## Begin PROVIDED INFORMATION
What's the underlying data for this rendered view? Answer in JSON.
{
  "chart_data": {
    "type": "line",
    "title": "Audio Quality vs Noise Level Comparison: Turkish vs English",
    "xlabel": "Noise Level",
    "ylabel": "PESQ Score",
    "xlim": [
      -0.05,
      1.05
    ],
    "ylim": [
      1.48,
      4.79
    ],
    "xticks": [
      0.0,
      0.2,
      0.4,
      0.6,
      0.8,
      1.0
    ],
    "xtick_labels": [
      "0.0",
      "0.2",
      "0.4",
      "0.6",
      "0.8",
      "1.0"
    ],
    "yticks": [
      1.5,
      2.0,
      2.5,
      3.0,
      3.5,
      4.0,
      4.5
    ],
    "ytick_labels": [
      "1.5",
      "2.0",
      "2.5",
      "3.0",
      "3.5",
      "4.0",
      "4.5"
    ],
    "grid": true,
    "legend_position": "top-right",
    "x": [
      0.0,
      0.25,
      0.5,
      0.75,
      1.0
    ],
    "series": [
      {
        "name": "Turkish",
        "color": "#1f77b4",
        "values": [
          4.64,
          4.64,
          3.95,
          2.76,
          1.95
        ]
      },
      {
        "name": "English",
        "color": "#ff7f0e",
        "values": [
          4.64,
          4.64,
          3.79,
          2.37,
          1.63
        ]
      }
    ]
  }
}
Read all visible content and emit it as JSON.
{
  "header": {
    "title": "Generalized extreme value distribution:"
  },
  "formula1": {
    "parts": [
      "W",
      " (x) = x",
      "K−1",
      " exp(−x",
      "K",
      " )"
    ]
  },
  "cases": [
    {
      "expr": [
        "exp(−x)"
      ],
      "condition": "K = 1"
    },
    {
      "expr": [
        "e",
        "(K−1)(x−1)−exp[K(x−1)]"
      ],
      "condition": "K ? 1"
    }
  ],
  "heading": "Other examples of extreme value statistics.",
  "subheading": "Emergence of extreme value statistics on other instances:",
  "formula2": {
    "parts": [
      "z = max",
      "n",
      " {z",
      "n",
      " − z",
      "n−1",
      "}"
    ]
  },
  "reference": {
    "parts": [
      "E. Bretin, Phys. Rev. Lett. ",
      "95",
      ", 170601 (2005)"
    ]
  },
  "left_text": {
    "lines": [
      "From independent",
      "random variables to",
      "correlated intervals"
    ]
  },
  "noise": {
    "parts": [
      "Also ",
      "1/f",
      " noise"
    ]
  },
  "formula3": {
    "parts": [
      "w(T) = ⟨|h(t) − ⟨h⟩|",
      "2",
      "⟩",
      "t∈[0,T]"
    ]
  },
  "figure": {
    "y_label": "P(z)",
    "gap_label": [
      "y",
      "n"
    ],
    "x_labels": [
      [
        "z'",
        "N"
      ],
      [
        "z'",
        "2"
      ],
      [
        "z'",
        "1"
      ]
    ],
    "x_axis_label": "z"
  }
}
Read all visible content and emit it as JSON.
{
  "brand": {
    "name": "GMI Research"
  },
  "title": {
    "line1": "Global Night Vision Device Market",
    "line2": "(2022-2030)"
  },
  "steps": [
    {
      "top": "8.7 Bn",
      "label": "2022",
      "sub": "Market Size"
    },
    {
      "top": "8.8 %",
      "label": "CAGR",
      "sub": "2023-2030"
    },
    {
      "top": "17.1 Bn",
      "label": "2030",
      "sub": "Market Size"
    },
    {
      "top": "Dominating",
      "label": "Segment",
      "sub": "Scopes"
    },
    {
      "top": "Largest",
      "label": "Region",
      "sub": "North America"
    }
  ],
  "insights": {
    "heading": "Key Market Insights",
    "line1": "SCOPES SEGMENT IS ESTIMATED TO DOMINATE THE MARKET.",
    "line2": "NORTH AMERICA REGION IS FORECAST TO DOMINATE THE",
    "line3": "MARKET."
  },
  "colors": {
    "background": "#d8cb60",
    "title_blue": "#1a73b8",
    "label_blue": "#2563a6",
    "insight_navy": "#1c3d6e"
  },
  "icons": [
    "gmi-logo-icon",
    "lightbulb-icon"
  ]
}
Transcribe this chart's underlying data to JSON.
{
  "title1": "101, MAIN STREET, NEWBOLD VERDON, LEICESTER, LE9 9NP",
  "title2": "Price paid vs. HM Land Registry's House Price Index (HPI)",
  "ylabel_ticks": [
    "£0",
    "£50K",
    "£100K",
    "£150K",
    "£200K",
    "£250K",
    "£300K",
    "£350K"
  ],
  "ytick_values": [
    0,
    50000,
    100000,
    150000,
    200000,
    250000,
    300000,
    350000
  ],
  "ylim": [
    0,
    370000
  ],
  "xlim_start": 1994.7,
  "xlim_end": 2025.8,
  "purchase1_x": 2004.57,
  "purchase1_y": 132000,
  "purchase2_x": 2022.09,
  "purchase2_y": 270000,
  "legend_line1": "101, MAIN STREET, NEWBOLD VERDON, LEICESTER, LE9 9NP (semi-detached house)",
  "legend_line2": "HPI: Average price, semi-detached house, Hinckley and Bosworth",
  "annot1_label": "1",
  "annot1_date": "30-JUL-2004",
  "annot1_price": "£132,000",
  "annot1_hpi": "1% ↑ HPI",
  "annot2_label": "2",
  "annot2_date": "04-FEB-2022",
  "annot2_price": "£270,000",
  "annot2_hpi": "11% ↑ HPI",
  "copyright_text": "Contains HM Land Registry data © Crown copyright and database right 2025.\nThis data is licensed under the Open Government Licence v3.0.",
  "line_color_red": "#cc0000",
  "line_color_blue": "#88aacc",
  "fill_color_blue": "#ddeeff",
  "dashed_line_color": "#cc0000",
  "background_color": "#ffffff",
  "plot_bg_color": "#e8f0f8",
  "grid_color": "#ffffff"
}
## End PROVIDED INFORMATION
Write out every entry exactly as given.

WRITTEN SOLUTION -
What's the underlying data for this rendered view? Answer in JSON.
{
  "chart_data": {
    "type": "line",
    "title": "Audio Quality vs Noise Level Comparison: Turkish vs English",
    "xlabel": "Noise Level",
    "ylabel": "PESQ Score",
    "xlim": [
      -0.05,
      1.05
    ],
    "ylim": [
      1.48,
      4.79
    ],
    "xticks": [
      0.0,
      0.2,
      0.4,
      0.6,
      0.8,
      1.0
    ],
    "xtick_labels": [
      "0.0",
      "0.2",
      "0.4",
      "0.6",
      "0.8",
      "1.0"
    ],
    "yticks": [
      1.5,
      2.0,
      2.5,
      3.0,
      3.5,
      4.0,
      4.5
    ],
    "ytick_labels": [
      "1.5",
      "2.0",
      "2.5",
      "3.0",
      "3.5",
      "4.0",
      "4.5"
    ],
    "grid": true,
    "legend_position": "top-right",
    "x": [
      0.0,
      0.25,
      0.5,
      0.75,
      1.0
    ],
    "series": [
      {
        "name": "Turkish",
        "color": "#1f77b4",
        "values": [
          4.64,
          4.64,
          3.95,
          2.76,
          1.95
        ]
      },
      {
        "name": "English",
        "color": "#ff7f0e",
        "values": [
          4.64,
          4.64,
          3.79,
          2.37,
          1.63
        ]
      }
    ]
  }
}
Read all visible content and emit it as JSON.
{
  "header": {
    "title": "Generalized extreme value distribution:"
  },
  "formula1": {
    "parts": [
      "W",
      " (x) = x",
      "K−1",
      " exp(−x",
      "K",
      " )"
    ]
  },
  "cases": [
    {
      "expr": [
        "exp(−x)"
      ],
      "condition": "K = 1"
    },
    {
      "expr": [
        "e",
        "(K−1)(x−1)−exp[K(x−1)]"
      ],
      "condition": "K ? 1"
    }
  ],
  "heading": "Other examples of extreme value statistics.",
  "subheading": "Emergence of extreme value statistics on other instances:",
  "formula2": {
    "parts": [
      "z = max",
      "n",
      " {z",
      "n",
      " − z",
      "n−1",
      "}"
    ]
  },
  "reference": {
    "parts": [
      "E. Bretin, Phys. Rev. Lett. ",
      "95",
      ", 170601 (2005)"
    ]
  },
  "left_text": {
    "lines": [
      "From independent",
      "random variables to",
      "correlated intervals"
    ]
  },
  "noise": {
    "parts": [
      "Also ",
      "1/f",
      " noise"
    ]
  },
  "formula3": {
    "parts": [
      "w(T) = ⟨|h(t) − ⟨h⟩|",
      "2",
      "⟩",
      "t∈[0,T]"
    ]
  },
  "figure": {
    "y_label": "P(z)",
    "gap_label": [
      "y",
      "n"
    ],
    "x_labels": [
      [
        "z'",
        "N"
      ],
      [
        "z'",
        "2"
      ],
      [
        "z'",
        "1"
      ]
    ],
    "x_axis_label": "z"
  }
}
Read all visible content and emit it as JSON.
{
  "brand": {
    "name": "GMI Research"
  },
  "title": {
    "line1": "Global Night Vision Device Market",
    "line2": "(2022-2030)"
  },
  "steps": [
    {
      "top": "8.7 Bn",
      "label": "2022",
      "sub": "Market Size"
    },
    {
      "top": "8.8 %",
      "label": "CAGR",
      "sub": "2023-2030"
    },
    {
      "top": "17.1 Bn",
      "label": "2030",
      "sub": "Market Size"
    },
    {
      "top": "Dominating",
      "label": "Segment",
      "sub": "Scopes"
    },
    {
      "top": "Largest",
      "label": "Region",
      "sub": "North America"
    }
  ],
  "insights": {
    "heading": "Key Market Insights",
    "line1": "SCOPES SEGMENT IS ESTIMATED TO DOMINATE THE MARKET.",
    "line2": "NORTH AMERICA REGION IS FORECAST TO DOMINATE THE",
    "line3": "MARKET."
  },
  "colors": {
    "background": "#d8cb60",
    "title_blue": "#1a73b8",
    "label_blue": "#2563a6",
    "insight_navy": "#1c3d6e"
  },
  "icons": [
    "gmi-logo-icon",
    "lightbulb-icon"
  ]
}
Transcribe this chart's underlying data to JSON.
{
  "title1": "101, MAIN STREET, NEWBOLD VERDON, LEICESTER, LE9 9NP",
  "title2": "Price paid vs. HM Land Registry's House Price Index (HPI)",
  "ylabel_ticks": [
    "£0",
    "£50K",
    "£100K",
    "£150K",
    "£200K",
    "£250K",
    "£300K",
    "£350K"
  ],
  "ytick_values": [
    0,
    50000,
    100000,
    150000,
    200000,
    250000,
    300000,
    350000
  ],
  "ylim": [
    0,
    370000
  ],
  "xlim_start": 1994.7,
  "xlim_end": 2025.8,
  "purchase1_x": 2004.57,
  "purchase1_y": 132000,
  "purchase2_x": 2022.09,
  "purchase2_y": 270000,
  "legend_line1": "101, MAIN STREET, NEWBOLD VERDON, LEICESTER, LE9 9NP (semi-detached house)",
  "legend_line2": "HPI: Average price, semi-detached house, Hinckley and Bosworth",
  "annot1_label": "1",
  "annot1_date": "30-JUL-2004",
  "annot1_price": "£132,000",
  "annot1_hpi": "1% ↑ HPI",
  "annot2_label": "2",
  "annot2_date": "04-FEB-2022",
  "annot2_price": "£270,000",
  "annot2_hpi": "11% ↑ HPI",
  "copyright_text": "Contains HM Land Registry data © Crown copyright and database right 2025.\nThis data is licensed under the Open Government Licence v3.0.",
  "line_color_red": "#cc0000",
  "line_color_blue": "#88aacc",
  "fill_color_blue": "#ddeeff",
  "dashed_line_color": "#cc0000",
  "background_color": "#ffffff",
  "plot_bg_color": "#e8f0f8",
  "grid_color": "#ffffff"
}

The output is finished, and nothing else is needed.